## WHAT IS REQUIRED
Pick out the lines below that include the string "name".

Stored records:

════════

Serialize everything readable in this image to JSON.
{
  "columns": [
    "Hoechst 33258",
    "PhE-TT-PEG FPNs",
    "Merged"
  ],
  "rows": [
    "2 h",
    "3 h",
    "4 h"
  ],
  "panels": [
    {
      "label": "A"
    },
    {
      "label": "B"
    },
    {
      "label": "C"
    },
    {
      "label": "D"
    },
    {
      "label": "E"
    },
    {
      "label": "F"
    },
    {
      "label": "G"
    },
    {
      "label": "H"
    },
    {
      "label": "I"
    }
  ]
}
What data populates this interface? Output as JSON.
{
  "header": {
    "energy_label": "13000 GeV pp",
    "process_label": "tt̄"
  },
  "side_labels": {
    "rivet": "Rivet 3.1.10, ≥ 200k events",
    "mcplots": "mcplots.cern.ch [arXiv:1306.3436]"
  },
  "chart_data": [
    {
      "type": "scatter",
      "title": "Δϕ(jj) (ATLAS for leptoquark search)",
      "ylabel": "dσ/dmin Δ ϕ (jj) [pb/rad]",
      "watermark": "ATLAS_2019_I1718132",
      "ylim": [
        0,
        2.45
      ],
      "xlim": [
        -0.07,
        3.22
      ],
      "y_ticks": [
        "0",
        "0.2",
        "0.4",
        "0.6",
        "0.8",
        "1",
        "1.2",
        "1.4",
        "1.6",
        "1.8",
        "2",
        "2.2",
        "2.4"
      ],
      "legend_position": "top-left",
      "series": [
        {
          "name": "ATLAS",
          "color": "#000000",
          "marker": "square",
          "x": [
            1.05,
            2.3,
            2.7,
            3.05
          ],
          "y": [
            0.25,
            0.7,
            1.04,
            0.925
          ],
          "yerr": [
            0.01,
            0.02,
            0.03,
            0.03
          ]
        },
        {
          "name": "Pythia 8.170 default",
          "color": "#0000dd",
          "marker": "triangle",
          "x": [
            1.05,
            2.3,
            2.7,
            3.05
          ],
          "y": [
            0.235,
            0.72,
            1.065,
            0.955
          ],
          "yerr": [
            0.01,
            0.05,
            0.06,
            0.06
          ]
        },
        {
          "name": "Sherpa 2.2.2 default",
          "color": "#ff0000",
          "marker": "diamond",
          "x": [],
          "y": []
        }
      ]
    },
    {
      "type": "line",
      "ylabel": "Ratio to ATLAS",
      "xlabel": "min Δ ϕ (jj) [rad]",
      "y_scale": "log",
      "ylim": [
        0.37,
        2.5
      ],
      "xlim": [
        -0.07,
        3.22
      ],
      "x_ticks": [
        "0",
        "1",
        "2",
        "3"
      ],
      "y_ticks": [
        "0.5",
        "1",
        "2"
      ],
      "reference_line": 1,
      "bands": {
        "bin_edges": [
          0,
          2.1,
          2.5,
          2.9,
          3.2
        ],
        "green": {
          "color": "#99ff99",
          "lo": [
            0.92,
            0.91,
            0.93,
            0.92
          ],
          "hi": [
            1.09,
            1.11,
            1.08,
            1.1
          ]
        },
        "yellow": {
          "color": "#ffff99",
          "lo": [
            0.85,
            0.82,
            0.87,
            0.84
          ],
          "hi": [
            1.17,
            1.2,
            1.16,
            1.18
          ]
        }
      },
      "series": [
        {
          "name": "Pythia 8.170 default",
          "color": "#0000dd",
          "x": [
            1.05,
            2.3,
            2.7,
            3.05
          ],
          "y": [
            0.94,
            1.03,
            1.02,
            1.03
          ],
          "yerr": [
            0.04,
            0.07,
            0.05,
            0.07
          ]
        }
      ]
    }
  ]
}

════════

## OUTPUT OF THE TASK
          "name": "ATLAS",
          "name": "Pythia 8.170 default",
          "name": "Sherpa 2.2.2 default",
          "name": "Pythia 8.170 default",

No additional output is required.